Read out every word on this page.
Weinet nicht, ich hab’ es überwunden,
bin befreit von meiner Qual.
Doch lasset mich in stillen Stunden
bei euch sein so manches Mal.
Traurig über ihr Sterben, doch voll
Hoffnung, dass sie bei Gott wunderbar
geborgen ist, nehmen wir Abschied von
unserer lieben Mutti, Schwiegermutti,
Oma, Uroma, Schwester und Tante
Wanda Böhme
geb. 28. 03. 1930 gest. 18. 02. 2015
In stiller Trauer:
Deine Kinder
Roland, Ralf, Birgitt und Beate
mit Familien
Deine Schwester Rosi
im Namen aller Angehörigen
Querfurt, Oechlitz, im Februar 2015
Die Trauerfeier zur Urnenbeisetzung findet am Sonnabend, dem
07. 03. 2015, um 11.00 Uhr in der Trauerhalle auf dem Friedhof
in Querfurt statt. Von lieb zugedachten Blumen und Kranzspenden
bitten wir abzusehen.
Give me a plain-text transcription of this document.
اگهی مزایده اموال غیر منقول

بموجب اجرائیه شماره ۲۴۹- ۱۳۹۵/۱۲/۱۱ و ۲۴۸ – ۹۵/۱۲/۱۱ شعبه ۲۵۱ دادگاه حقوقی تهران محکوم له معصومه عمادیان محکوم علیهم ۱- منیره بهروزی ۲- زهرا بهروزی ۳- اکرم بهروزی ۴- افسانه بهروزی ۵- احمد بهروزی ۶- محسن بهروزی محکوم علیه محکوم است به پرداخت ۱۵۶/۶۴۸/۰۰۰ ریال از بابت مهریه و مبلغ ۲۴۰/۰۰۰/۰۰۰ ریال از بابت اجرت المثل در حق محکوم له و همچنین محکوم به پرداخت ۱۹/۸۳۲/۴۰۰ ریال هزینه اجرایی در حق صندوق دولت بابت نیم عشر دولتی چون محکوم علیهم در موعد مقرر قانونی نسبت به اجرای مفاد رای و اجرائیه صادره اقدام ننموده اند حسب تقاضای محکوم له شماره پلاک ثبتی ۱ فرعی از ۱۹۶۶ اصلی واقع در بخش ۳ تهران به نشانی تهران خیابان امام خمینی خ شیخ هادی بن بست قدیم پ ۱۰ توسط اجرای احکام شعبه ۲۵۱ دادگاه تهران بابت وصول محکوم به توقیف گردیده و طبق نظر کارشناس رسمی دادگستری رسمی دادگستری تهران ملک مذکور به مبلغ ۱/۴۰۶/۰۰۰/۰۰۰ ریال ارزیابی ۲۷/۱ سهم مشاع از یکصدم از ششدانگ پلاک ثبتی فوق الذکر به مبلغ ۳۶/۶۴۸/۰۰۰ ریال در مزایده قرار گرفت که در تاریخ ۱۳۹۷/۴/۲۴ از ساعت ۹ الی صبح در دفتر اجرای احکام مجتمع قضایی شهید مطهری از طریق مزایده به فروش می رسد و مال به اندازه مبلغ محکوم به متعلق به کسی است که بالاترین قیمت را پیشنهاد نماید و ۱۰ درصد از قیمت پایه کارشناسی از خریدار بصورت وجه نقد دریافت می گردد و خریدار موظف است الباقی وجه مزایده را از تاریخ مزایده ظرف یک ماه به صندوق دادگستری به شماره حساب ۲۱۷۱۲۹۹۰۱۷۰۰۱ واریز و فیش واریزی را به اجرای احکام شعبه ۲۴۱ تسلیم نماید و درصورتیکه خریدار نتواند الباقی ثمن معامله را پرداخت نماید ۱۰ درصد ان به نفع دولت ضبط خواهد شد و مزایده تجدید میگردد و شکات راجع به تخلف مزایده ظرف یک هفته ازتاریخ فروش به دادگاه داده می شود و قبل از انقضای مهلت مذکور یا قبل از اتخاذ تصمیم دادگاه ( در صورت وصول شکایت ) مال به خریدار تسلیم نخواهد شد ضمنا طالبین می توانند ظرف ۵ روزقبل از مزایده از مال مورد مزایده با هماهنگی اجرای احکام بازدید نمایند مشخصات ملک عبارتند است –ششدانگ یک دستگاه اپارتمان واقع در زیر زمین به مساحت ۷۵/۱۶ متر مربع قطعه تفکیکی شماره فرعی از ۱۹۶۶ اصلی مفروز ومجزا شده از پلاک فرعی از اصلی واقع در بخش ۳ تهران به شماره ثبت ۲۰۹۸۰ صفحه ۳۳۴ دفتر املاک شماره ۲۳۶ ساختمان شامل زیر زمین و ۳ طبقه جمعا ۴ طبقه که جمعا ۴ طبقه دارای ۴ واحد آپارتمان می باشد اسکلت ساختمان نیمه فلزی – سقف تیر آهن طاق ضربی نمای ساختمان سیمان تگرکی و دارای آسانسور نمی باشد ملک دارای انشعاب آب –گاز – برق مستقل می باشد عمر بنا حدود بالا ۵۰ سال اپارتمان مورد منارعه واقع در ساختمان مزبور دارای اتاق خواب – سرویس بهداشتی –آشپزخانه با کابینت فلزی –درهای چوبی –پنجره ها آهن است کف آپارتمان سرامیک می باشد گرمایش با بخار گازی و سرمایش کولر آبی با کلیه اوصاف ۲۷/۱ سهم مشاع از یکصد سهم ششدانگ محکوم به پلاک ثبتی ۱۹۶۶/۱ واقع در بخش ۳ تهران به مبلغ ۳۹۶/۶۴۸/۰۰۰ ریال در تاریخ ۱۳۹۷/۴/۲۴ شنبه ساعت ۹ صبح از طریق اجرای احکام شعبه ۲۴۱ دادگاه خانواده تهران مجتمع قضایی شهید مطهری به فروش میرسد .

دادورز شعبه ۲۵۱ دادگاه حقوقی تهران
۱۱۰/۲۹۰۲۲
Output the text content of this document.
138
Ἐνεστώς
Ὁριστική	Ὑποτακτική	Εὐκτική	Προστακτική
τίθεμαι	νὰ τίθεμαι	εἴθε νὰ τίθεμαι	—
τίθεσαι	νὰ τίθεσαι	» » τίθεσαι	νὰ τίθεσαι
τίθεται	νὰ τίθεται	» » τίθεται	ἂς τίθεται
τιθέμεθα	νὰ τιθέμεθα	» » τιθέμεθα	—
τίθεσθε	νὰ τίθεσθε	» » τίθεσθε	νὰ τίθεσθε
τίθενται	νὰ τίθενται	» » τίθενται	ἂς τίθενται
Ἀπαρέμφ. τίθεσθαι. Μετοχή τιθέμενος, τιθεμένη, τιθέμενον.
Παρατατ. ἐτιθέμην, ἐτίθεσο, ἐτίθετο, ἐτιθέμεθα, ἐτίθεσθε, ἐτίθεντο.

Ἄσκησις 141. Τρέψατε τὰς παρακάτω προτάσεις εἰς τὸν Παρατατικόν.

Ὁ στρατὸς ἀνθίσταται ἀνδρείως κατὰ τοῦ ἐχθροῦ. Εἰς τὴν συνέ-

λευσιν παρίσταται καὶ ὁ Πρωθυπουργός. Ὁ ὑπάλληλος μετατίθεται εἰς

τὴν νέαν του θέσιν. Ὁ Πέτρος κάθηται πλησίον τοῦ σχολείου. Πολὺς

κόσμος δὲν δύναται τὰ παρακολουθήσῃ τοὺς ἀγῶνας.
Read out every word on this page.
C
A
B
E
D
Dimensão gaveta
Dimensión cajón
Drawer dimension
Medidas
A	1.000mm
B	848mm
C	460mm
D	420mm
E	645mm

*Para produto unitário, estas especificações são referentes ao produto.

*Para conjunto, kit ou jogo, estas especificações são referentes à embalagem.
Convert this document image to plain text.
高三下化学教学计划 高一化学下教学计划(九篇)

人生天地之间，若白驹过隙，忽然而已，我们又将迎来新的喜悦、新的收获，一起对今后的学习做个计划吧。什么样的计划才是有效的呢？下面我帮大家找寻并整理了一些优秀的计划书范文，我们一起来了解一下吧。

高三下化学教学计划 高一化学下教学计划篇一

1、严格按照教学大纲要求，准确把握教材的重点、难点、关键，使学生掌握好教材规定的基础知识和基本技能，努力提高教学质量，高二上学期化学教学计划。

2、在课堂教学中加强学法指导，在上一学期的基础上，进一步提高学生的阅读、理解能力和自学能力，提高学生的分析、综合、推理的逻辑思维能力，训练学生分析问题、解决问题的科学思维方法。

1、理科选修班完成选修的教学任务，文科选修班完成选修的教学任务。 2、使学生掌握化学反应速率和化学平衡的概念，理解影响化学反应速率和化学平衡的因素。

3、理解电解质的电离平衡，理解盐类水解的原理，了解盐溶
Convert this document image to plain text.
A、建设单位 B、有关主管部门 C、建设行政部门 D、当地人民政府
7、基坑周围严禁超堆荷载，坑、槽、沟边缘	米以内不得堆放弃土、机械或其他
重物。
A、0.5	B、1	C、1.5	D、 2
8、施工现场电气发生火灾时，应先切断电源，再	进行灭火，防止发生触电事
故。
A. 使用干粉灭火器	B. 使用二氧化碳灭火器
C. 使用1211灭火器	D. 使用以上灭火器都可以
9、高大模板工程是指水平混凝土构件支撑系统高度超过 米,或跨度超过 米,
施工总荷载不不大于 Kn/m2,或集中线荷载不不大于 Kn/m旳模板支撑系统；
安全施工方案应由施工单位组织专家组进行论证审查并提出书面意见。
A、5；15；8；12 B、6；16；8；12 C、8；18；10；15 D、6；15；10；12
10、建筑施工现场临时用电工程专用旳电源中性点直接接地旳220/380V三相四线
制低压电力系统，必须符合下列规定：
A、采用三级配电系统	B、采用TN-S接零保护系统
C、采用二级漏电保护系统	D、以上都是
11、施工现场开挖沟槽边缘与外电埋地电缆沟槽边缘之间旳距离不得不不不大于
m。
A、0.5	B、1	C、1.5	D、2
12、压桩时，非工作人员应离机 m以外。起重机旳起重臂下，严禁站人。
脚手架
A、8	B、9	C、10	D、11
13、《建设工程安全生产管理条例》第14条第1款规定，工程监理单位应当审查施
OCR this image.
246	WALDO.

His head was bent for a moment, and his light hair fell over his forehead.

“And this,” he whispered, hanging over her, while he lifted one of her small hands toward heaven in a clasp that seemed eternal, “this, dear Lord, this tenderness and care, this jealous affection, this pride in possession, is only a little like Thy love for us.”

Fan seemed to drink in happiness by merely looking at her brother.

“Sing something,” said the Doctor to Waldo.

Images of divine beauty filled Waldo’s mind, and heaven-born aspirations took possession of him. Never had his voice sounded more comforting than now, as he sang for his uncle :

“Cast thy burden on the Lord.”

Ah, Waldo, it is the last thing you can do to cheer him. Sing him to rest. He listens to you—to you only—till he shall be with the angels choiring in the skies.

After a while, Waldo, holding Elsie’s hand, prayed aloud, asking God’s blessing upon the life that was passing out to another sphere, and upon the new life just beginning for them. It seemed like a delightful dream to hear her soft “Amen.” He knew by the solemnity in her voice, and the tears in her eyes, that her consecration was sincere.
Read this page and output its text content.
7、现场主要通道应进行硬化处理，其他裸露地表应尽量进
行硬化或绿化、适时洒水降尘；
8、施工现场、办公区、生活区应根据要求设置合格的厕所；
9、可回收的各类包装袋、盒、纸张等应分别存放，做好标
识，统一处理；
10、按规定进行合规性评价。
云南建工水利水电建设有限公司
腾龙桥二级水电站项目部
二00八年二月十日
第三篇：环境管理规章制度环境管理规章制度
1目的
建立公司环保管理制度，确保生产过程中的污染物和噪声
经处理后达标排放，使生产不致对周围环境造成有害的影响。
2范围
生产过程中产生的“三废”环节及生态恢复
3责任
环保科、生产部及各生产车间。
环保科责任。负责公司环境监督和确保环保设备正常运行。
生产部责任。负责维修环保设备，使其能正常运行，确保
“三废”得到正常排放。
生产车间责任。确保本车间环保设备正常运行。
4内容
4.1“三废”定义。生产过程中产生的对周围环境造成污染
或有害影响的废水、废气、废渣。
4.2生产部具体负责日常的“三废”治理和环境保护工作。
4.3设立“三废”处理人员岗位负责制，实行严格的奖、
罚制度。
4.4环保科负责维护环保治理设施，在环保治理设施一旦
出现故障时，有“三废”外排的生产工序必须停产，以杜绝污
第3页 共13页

***

Prompt: Pick out each line containing "seemed" and report it.

Output for this task:
“And this,” he whispered, hanging over her, while he lifted one of her small hands toward heaven in a clasp that seemed eternal, “this, dear Lord, this tenderness and care, this jealous affection, this pride in possession, is only a little like Thy love for us.”
Fan seemed to drink in happiness by merely looking at her brother.
After a while, Waldo, holding Elsie’s hand, prayed aloud, asking God’s blessing upon the life that was passing out to another sphere, and upon the new life just beginning for them. It seemed like a delightful dream to hear her soft “Amen.” He knew by the solemnity in her voice, and the tears in her eyes, that her consecration was sincere.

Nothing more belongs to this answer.